(Data entries)
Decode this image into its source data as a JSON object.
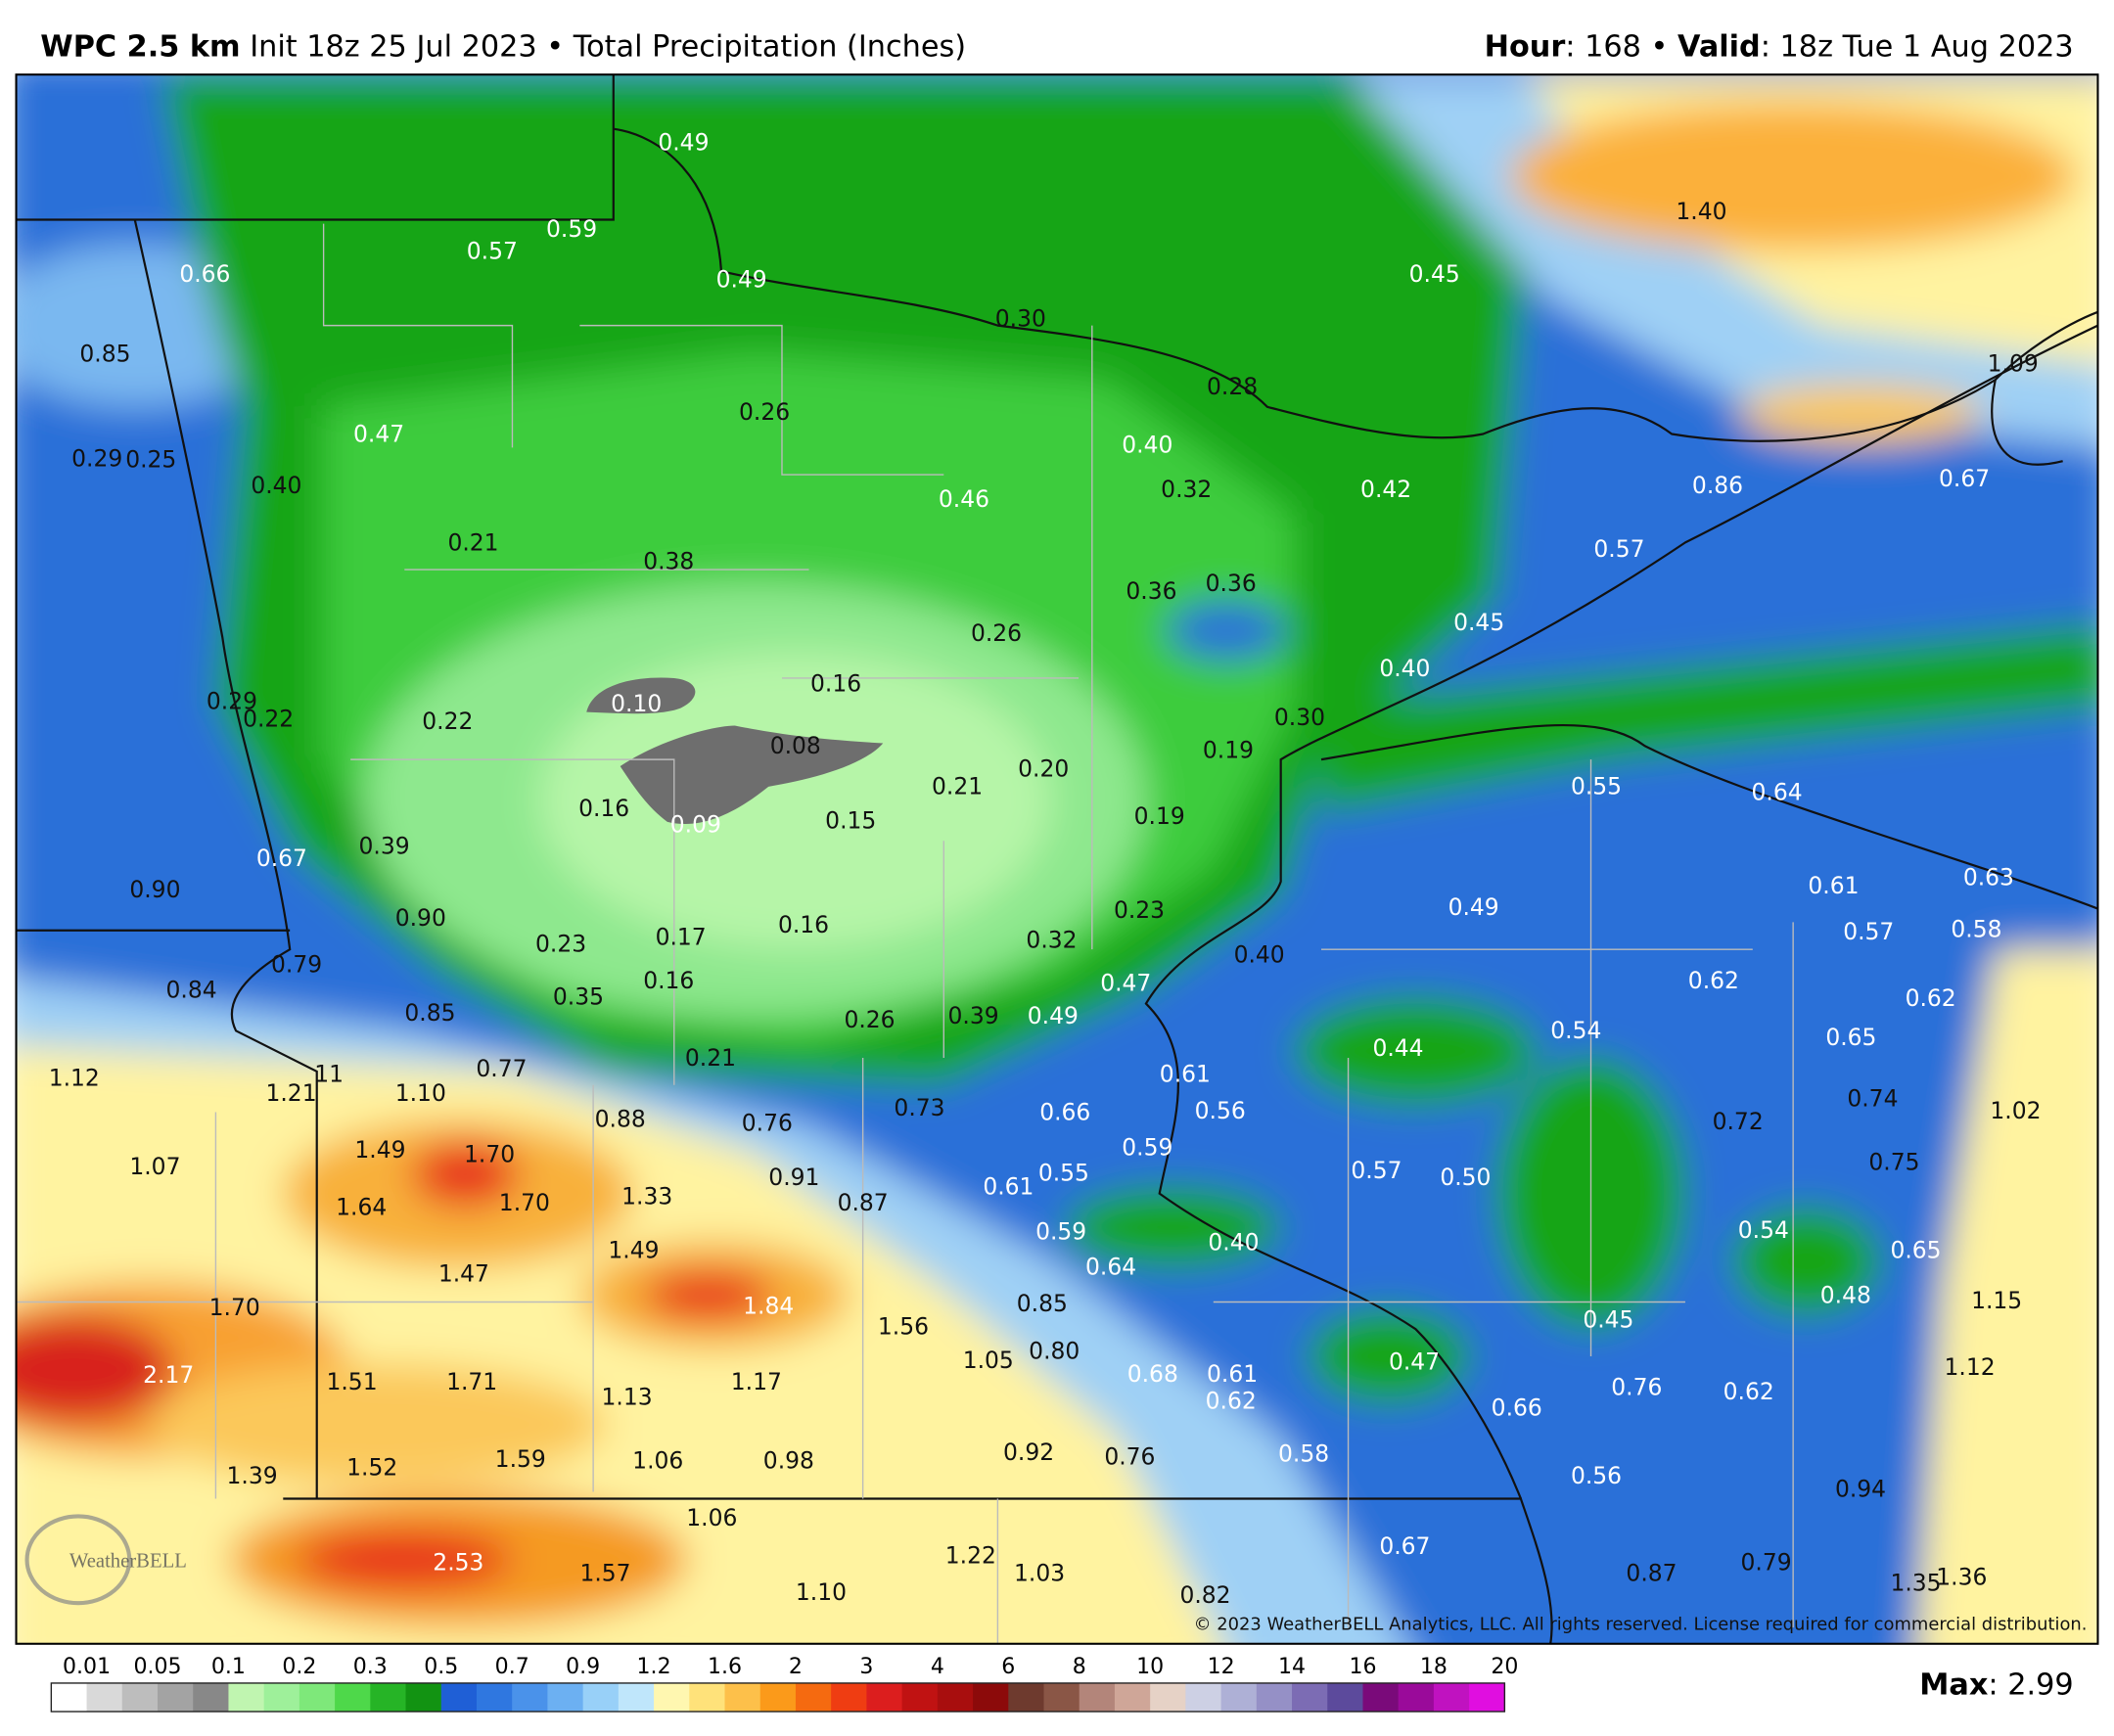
{
  "header": {
    "model": "WPC 2.5 km",
    "init": " Init 18z 25 Jul 2023 • Total Precipitation (Inches)",
    "hour_label": "Hour",
    "hour_value": ": 168 • ",
    "valid_label": "Valid",
    "valid_value": ": 18z Tue 1 Aug 2023"
  },
  "map_labels": [
    "0.49",
    "0.59",
    "0.57",
    "0.49",
    "0.66",
    "0.30",
    "1.40",
    "0.45",
    "0.85",
    "0.28",
    "1.09",
    "0.26",
    "0.47",
    "0.40",
    "0.29",
    "0.25",
    "0.40",
    "0.32",
    "0.42",
    "0.86",
    "0.67",
    "0.46",
    "0.21",
    "0.57",
    "0.38",
    "0.36",
    "0.36",
    "0.45",
    "0.26",
    "0.40",
    "0.16",
    "0.29",
    "0.10",
    "0.22",
    "0.22",
    "0.30",
    "0.08",
    "0.19",
    "0.20",
    "0.21",
    "0.55",
    "0.64",
    "0.16",
    "0.09",
    "0.15",
    "0.19",
    "0.67",
    "0.39",
    "0.90",
    "0.61",
    "0.63",
    "0.23",
    "0.49",
    "0.90",
    "0.57",
    "0.58",
    "0.17",
    "0.16",
    "0.32",
    "0.23",
    "0.40",
    "0.79",
    "0.84",
    "0.16",
    "0.47",
    "0.62",
    "0.62",
    "0.35",
    "0.85",
    "0.39",
    "0.49",
    "0.26",
    "0.54",
    "0.65",
    "0.44",
    "0.21",
    "1.12",
    "0.77",
    "11",
    "1.21",
    "1.10",
    "0.61",
    "0.74",
    "1.02",
    "0.88",
    "0.76",
    "0.73",
    "0.66",
    "0.56",
    "0.72",
    "1.49",
    "1.70",
    "0.59",
    "0.75",
    "1.07",
    "0.91",
    "0.55",
    "0.57",
    "0.50",
    "0.61",
    "1.64",
    "1.70",
    "1.33",
    "0.87",
    "0.59",
    "0.54",
    "0.40",
    "1.49",
    "0.65",
    "0.64",
    "1.47",
    "1.84",
    "1.70",
    "0.85",
    "0.48",
    "1.15",
    "0.45",
    "1.56",
    "0.80",
    "1.05",
    "0.47",
    "2.17",
    "1.51",
    "1.71",
    "1.17",
    "1.13",
    "0.68",
    "0.61",
    "0.62",
    "1.12",
    "0.76",
    "0.62",
    "0.66",
    "1.39",
    "1.52",
    "1.59",
    "1.06",
    "0.98",
    "0.92",
    "0.76",
    "0.58",
    "0.56",
    "0.94",
    "1.06",
    "2.53",
    "1.57",
    "1.22",
    "1.03",
    "1.10",
    "0.67",
    "0.87",
    "0.79",
    "1.35",
    "1.36",
    "0.82"
  ],
  "watermark": "WeatherBELL",
  "copyright": "© 2023 WeatherBELL Analytics, LLC. All rights reserved. License required for commercial distribution.",
  "legend": {
    "ticks": [
      0.01,
      0.05,
      0.1,
      0.2,
      0.3,
      0.5,
      0.7,
      0.9,
      1.2,
      1.6,
      2,
      3,
      4,
      6,
      8,
      10,
      12,
      14,
      16,
      18,
      20
    ],
    "colors": [
      "#ffffff",
      "#d9d9d9",
      "#bdbdbd",
      "#a3a3a3",
      "#888888",
      "#c0f5b0",
      "#9ef09a",
      "#7ee87a",
      "#4ed84a",
      "#26b426",
      "#129312",
      "#1f5fd6",
      "#2f77e0",
      "#4a92ea",
      "#6cb0f2",
      "#98d0f8",
      "#bfe6fb",
      "#fff7b0",
      "#ffe27a",
      "#fdc04a",
      "#fb9a1a",
      "#f56a10",
      "#ef3d12",
      "#dc1e1e",
      "#c01212",
      "#a80e0e",
      "#8c0a0a",
      "#6e3a2e",
      "#8a5646",
      "#b3857a",
      "#cfa698",
      "#e6d2c6",
      "#cdd0e4",
      "#aeb0d6",
      "#9590c6",
      "#7c6cb4",
      "#5c4a9c",
      "#7a0a7a",
      "#9a0a9a",
      "#c012c0",
      "#e00ee0"
    ]
  },
  "max": {
    "label": "Max",
    "value": ": 2.99"
  }
}
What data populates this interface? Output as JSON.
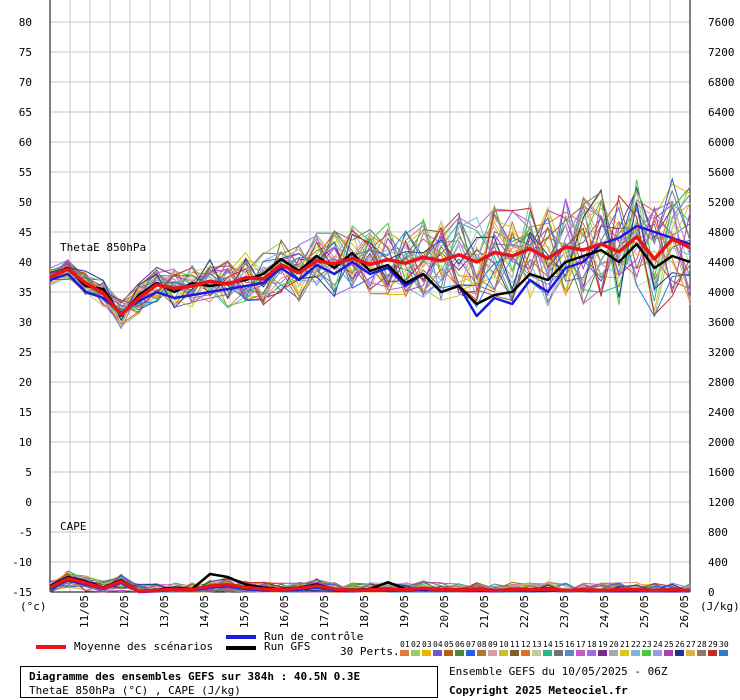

Aim of the exercise |
Keep the pictures out of your copy, and repeat every entry above exactly.

Written reply |
Decode this image into its source data as a JSON object.
{
  "header": {
    "model": "WPC 2.5 km",
    "init": " Init 18z 25 Jul 2023 • Total Precipitation (Inches)",
    "hour_label": "Hour",
    "hour_value": ": 168 • ",
    "valid_label": "Valid",
    "valid_value": ": 18z Tue 1 Aug 2023"
  },
  "map_labels": [
    "0.49",
    "0.59",
    "0.57",
    "0.49",
    "0.66",
    "0.30",
    "1.40",
    "0.45",
    "0.85",
    "0.28",
    "1.09",
    "0.26",
    "0.47",
    "0.40",
    "0.29",
    "0.25",
    "0.40",
    "0.32",
    "0.42",
    "0.86",
    "0.67",
    "0.46",
    "0.21",
    "0.57",
    "0.38",
    "0.36",
    "0.36",
    "0.45",
    "0.26",
    "0.40",
    "0.16",
    "0.29",
    "0.10",
    "0.22",
    "0.22",
    "0.30",
    "0.08",
    "0.19",
    "0.20",
    "0.21",
    "0.55",
    "0.64",
    "0.16",
    "0.09",
    "0.15",
    "0.19",
    "0.67",
    "0.39",
    "0.90",
    "0.61",
    "0.63",
    "0.23",
    "0.49",
    "0.90",
    "0.57",
    "0.58",
    "0.17",
    "0.16",
    "0.32",
    "0.23",
    "0.40",
    "0.79",
    "0.84",
    "0.16",
    "0.47",
    "0.62",
    "0.62",
    "0.35",
    "0.85",
    "0.39",
    "0.49",
    "0.26",
    "0.54",
    "0.65",
    "0.44",
    "0.21",
    "1.12",
    "0.77",
    "11",
    "1.21",
    "1.10",
    "0.61",
    "0.74",
    "1.02",
    "0.88",
    "0.76",
    "0.73",
    "0.66",
    "0.56",
    "0.72",
    "1.49",
    "1.70",
    "0.59",
    "0.75",
    "1.07",
    "0.91",
    "0.55",
    "0.57",
    "0.50",
    "0.61",
    "1.64",
    "1.70",
    "1.33",
    "0.87",
    "0.59",
    "0.54",
    "0.40",
    "1.49",
    "0.65",
    "0.64",
    "1.47",
    "1.84",
    "1.70",
    "0.85",
    "0.48",
    "1.15",
    "0.45",
    "1.56",
    "0.80",
    "1.05",
    "0.47",
    "2.17",
    "1.51",
    "1.71",
    "1.17",
    "1.13",
    "0.68",
    "0.61",
    "0.62",
    "1.12",
    "0.76",
    "0.62",
    "0.66",
    "1.39",
    "1.52",
    "1.59",
    "1.06",
    "0.98",
    "0.92",
    "0.76",
    "0.58",
    "0.56",
    "0.94",
    "1.06",
    "2.53",
    "1.57",
    "1.22",
    "1.03",
    "1.10",
    "0.67",
    "0.87",
    "0.79",
    "1.35",
    "1.36",
    "0.82"
  ],
  "watermark": "WeatherBELL",
  "copyright": "© 2023 WeatherBELL Analytics, LLC. All rights reserved. License required for commercial distribution.",
  "legend": {
    "ticks": [
      0.01,
      0.05,
      0.1,
      0.2,
      0.3,
      0.5,
      0.7,
      0.9,
      1.2,
      1.6,
      2,
      3,
      4,
      6,
      8,
      10,
      12,
      14,
      16,
      18,
      20
    ],
    "colors": [
      "#ffffff",
      "#d9d9d9",
      "#bdbdbd",
      "#a3a3a3",
      "#888888",
      "#c0f5b0",
      "#9ef09a",
      "#7ee87a",
      "#4ed84a",
      "#26b426",
      "#129312",
      "#1f5fd6",
      "#2f77e0",
      "#4a92ea",
      "#6cb0f2",
      "#98d0f8",
      "#bfe6fb",
      "#fff7b0",
      "#ffe27a",
      "#fdc04a",
      "#fb9a1a",
      "#f56a10",
      "#ef3d12",
      "#dc1e1e",
      "#c01212",
      "#a80e0e",
      "#8c0a0a",
      "#6e3a2e",
      "#8a5646",
      "#b3857a",
      "#cfa698",
      "#e6d2c6",
      "#cdd0e4",
      "#aeb0d6",
      "#9590c6",
      "#7c6cb4",
      "#5c4a9c",
      "#7a0a7a",
      "#9a0a9a",
      "#c012c0",
      "#e00ee0"
    ]
  },
  "max": {
    "label": "Max",
    "value": ": 2.99"
  }
}
What data populates this interface? Output as JSON.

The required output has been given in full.